_Exercise requirements_: Comb the records below for the string "username" and copy each line where it turns up.

_Listed records_:
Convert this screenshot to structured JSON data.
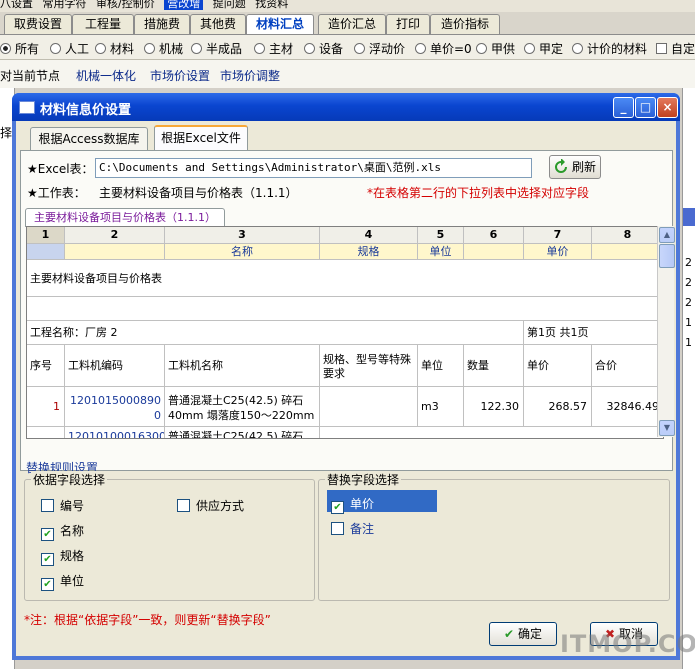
{
  "app": {
    "top_strip": [
      "八设置",
      "常用字符",
      "审核/控制价",
      "营改增",
      "提问题",
      "找资料"
    ],
    "tabs": [
      "取费设置",
      "工程量",
      "措施费",
      "其他费",
      "材料汇总",
      "造价汇总",
      "打印",
      "造价指标"
    ],
    "active_tab": "材料汇总",
    "filters": [
      "所有",
      "人工",
      "材料",
      "机械",
      "半成品",
      "主材",
      "设备",
      "浮动价",
      "单价=0",
      "甲供",
      "甲定",
      "计价的材料",
      "自定"
    ],
    "nav": [
      "对当前节点",
      "机械一体化",
      "市场价设置",
      "市场价调整"
    ],
    "left_fragment": "择",
    "right_numbers": [
      "2",
      "2",
      "2",
      "1",
      "1"
    ]
  },
  "dialog": {
    "title": "材料信息价设置",
    "buttons": {
      "minimize": "_",
      "maximize": "□",
      "close": "×"
    },
    "tabs": [
      "根据Access数据库",
      "根据Excel文件"
    ],
    "active_tab": "根据Excel文件",
    "excel_label": "★Excel表：",
    "excel_path": "C:\\Documents and Settings\\Administrator\\桌面\\范例.xls",
    "refresh_label": "刷新",
    "sheet_label": "★工作表：",
    "sheet_value": "主要材料设备项目与价格表（1.1.1）",
    "hint": "*在表格第二行的下拉列表中选择对应字段",
    "sheet_tab": "主要材料设备项目与价格表（1.1.1）",
    "grid": {
      "col_headers": [
        "1",
        "2",
        "3",
        "4",
        "5",
        "6",
        "7",
        "8"
      ],
      "field_row": [
        "",
        "",
        "名称",
        "规格",
        "单位",
        "",
        "单价",
        ""
      ],
      "title_row": "主要材料设备项目与价格表",
      "project_row": "工程名称：厂房 2",
      "page_row": "第1页 共1页",
      "header_row": [
        "序号",
        "工料机编码",
        "工料机名称",
        "规格、型号等特殊要求",
        "单位",
        "数量",
        "单价",
        "合价"
      ],
      "data_row": [
        "1",
        "12010150008900",
        "普通混凝土C25(42.5) 碎石40mm 塌落度150～220mm",
        "",
        "m3",
        "122.30",
        "268.57",
        "32846.49"
      ],
      "partial_row": [
        "",
        "12010100016300",
        "普通混凝土C25(42.5) 碎石",
        "",
        "",
        "",
        "",
        ""
      ]
    },
    "rules_title": "替换规则设置",
    "basis_title": "依据字段选择",
    "basis_items": [
      {
        "label": "编号",
        "checked": false
      },
      {
        "label": "供应方式",
        "checked": false
      },
      {
        "label": "名称",
        "checked": true
      },
      {
        "label": "规格",
        "checked": true
      },
      {
        "label": "单位",
        "checked": true
      }
    ],
    "replace_title": "替换字段选择",
    "replace_items": [
      {
        "label": "单价",
        "checked": true,
        "selected": true
      },
      {
        "label": "备注",
        "checked": false,
        "selected": false
      }
    ],
    "note": "*注：根据“依据字段”一致，则更新“替换字段”",
    "ok_label": "确定",
    "cancel_label": "取消"
  },
  "watermark": "ITMOP.COM",
  "colors": {
    "accent": "#0a45d0",
    "hint": "#d40000",
    "selection": "#316ac5",
    "field_row": "#fff7cc"
  }
}
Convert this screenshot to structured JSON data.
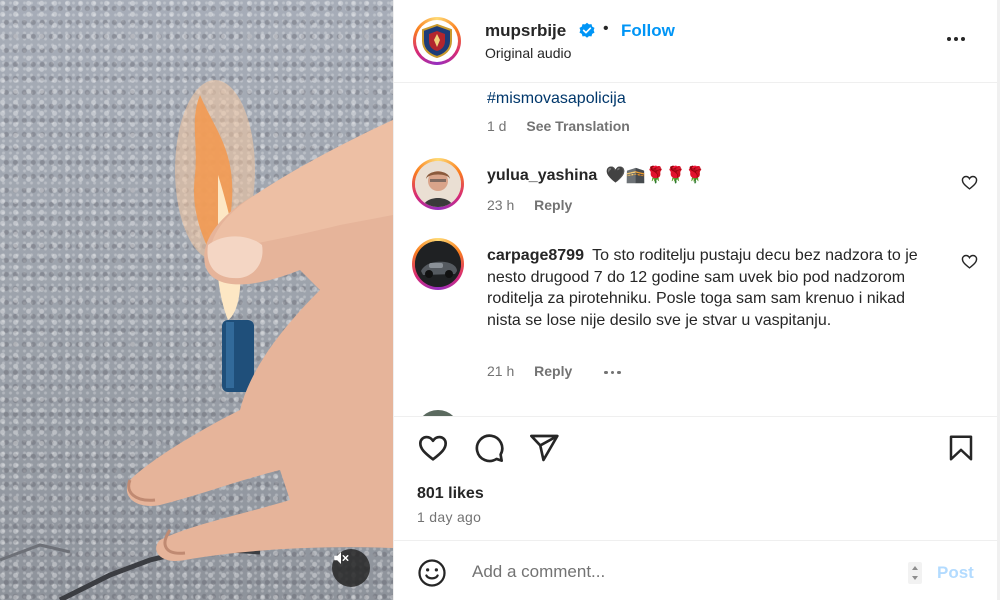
{
  "post": {
    "username": "mupsrbije",
    "follow_label": "Follow",
    "audio": "Original audio",
    "separator": "•",
    "caption_hashtag": "#mismovasapolicija",
    "caption_age": "1 d",
    "see_translation": "See Translation"
  },
  "comments": [
    {
      "username": "yulua_yashina",
      "text": "🖤🕋🌹🌹🌹",
      "age": "23 h",
      "reply_label": "Reply"
    },
    {
      "username": "carpage8799",
      "text": "To sto roditelju pustaju decu bez nadzora to je nesto drugood 7 do 12 godine sam uvek bio pod nadzorom roditelja za pirotehniku. Posle toga sam sam krenuo i nikad nista se lose nije desilo sve je stvar u vaspitanju.",
      "age": "21 h",
      "reply_label": "Reply"
    }
  ],
  "engagement": {
    "likes": "801 likes",
    "date": "1 day ago"
  },
  "composer": {
    "placeholder": "Add a comment...",
    "post_label": "Post"
  },
  "colors": {
    "accent": "#0095f6",
    "hashtag": "#00376b",
    "secondary_text": "#737373",
    "post_disabled": "#b3dbff"
  },
  "icons": {
    "verified": "verified-badge-icon",
    "like": "heart-icon",
    "comment": "comment-icon",
    "share": "share-icon",
    "save": "bookmark-icon",
    "emoji": "emoji-icon",
    "mute": "muted-speaker-icon"
  }
}
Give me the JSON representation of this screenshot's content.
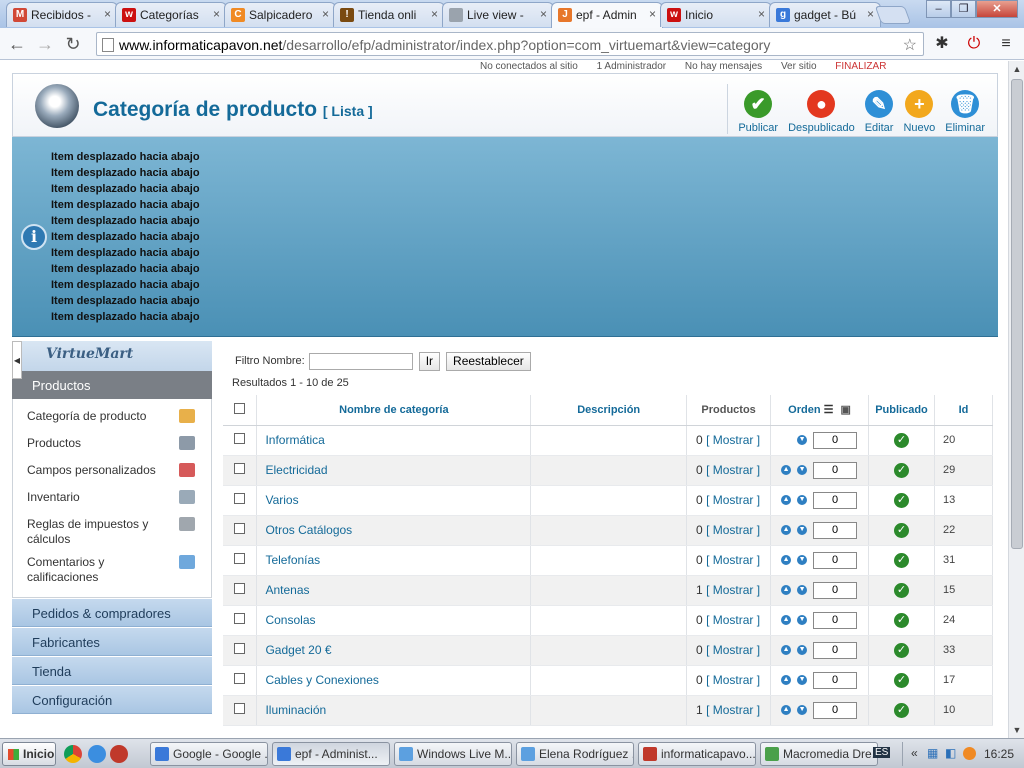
{
  "browser": {
    "tabs": [
      {
        "title": "Recibidos - ",
        "favicon_color": "#d14836",
        "favicon_glyph": "M",
        "active": false
      },
      {
        "title": "Categorías",
        "favicon_color": "#cc1010",
        "favicon_glyph": "w",
        "active": false
      },
      {
        "title": "Salpicadero",
        "favicon_color": "#f08a24",
        "favicon_glyph": "C",
        "active": false
      },
      {
        "title": "Tienda onli",
        "favicon_color": "#7a4a10",
        "favicon_glyph": "!",
        "active": false
      },
      {
        "title": "Live view - ",
        "favicon_color": "#9aa3ad",
        "favicon_glyph": "",
        "active": false
      },
      {
        "title": "epf - Admin",
        "favicon_color": "#e7772b",
        "favicon_glyph": "J",
        "active": true
      },
      {
        "title": "Inicio",
        "favicon_color": "#cc1010",
        "favicon_glyph": "w",
        "active": false
      },
      {
        "title": "gadget - Bú",
        "favicon_color": "#3a79d9",
        "favicon_glyph": "g",
        "active": false
      }
    ],
    "url_host": "www.informaticapavon.net",
    "url_path": "/desarrollo/efp/administrator/index.php?option=com_virtuemart&view=category"
  },
  "status": {
    "not_connected": "No conectados al sitio",
    "admins": "1 Administrador",
    "messages": "No hay mensajes",
    "view_site": "Ver sitio",
    "logout": "FINALIZAR"
  },
  "header": {
    "title": "Categoría de producto",
    "subtitle": "[ Lista ]",
    "actions": [
      {
        "label": "Publicar",
        "color": "#3a9a2a",
        "glyph": "✔"
      },
      {
        "label": "Despublicado",
        "color": "#e3381f",
        "glyph": "●"
      },
      {
        "label": "Editar",
        "color": "#2e8fd6",
        "glyph": "✎"
      },
      {
        "label": "Nuevo",
        "color": "#f2a81d",
        "glyph": "+"
      },
      {
        "label": "Eliminar",
        "color": "#2e8fd6",
        "glyph": "🗑"
      }
    ]
  },
  "messages": [
    "Item desplazado hacia abajo",
    "Item desplazado hacia abajo",
    "Item desplazado hacia abajo",
    "Item desplazado hacia abajo",
    "Item desplazado hacia abajo",
    "Item desplazado hacia abajo",
    "Item desplazado hacia abajo",
    "Item desplazado hacia abajo",
    "Item desplazado hacia abajo",
    "Item desplazado hacia abajo",
    "Item desplazado hacia abajo"
  ],
  "sidebar": {
    "logo_text": "VirtueMart",
    "section_title": "Productos",
    "items": [
      {
        "label": "Categoría de producto",
        "icon_color": "#e8b04a"
      },
      {
        "label": "Productos",
        "icon_color": "#8d9aa8"
      },
      {
        "label": "Campos personalizados",
        "icon_color": "#d65a5a"
      },
      {
        "label": "Inventario",
        "icon_color": "#9aaab8"
      },
      {
        "label": "Reglas de impuestos y cálculos",
        "icon_color": "#a0a7ae"
      },
      {
        "label": "Comentarios y calificaciones",
        "icon_color": "#6fa8dc"
      }
    ],
    "sections": [
      "Pedidos & compradores",
      "Fabricantes",
      "Tienda",
      "Configuración"
    ]
  },
  "filter": {
    "label": "Filtro Nombre:",
    "value": "",
    "go_label": "Ir",
    "reset_label": "Reestablecer",
    "results": "Resultados 1 - 10 de 25"
  },
  "table": {
    "headers": {
      "name": "Nombre de categoría",
      "description": "Descripción",
      "products": "Productos",
      "order": "Orden",
      "published": "Publicado",
      "id": "Id"
    },
    "show_label": "[ Mostrar ]",
    "rows": [
      {
        "name": "Informática",
        "products": "0",
        "order": "0",
        "id": "20",
        "up": false
      },
      {
        "name": "Electricidad",
        "products": "0",
        "order": "0",
        "id": "29",
        "up": true
      },
      {
        "name": "Varios",
        "products": "0",
        "order": "0",
        "id": "13",
        "up": true
      },
      {
        "name": "Otros Catálogos",
        "products": "0",
        "order": "0",
        "id": "22",
        "up": true
      },
      {
        "name": "Telefonías",
        "products": "0",
        "order": "0",
        "id": "31",
        "up": true
      },
      {
        "name": "Antenas",
        "products": "1",
        "order": "0",
        "id": "15",
        "up": true
      },
      {
        "name": "Consolas",
        "products": "0",
        "order": "0",
        "id": "24",
        "up": true
      },
      {
        "name": "Gadget 20 €",
        "products": "0",
        "order": "0",
        "id": "33",
        "up": true
      },
      {
        "name": "Cables y Conexiones",
        "products": "0",
        "order": "0",
        "id": "17",
        "up": true
      },
      {
        "name": "Iluminación",
        "products": "1",
        "order": "0",
        "id": "10",
        "up": true
      }
    ]
  },
  "taskbar": {
    "start": "Inicio",
    "tasks": [
      {
        "label": "Google - Google ...",
        "color": "#3a79d9",
        "active": false
      },
      {
        "label": "epf - Administ...",
        "color": "#3a79d9",
        "active": true
      },
      {
        "label": "Windows Live M...",
        "color": "#5ca0e0",
        "active": false
      },
      {
        "label": "Elena Rodríguez ...",
        "color": "#5ca0e0",
        "active": false
      },
      {
        "label": "informaticapavo...",
        "color": "#c0392b",
        "active": false
      },
      {
        "label": "Macromedia Dre...",
        "color": "#4aa04a",
        "active": false
      }
    ],
    "lang": "ES",
    "time": "16:25"
  }
}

_Complete answer_:
    "username": "mupsrbije",
      "username": "yulua_yashina",
      "username": "carpage8799",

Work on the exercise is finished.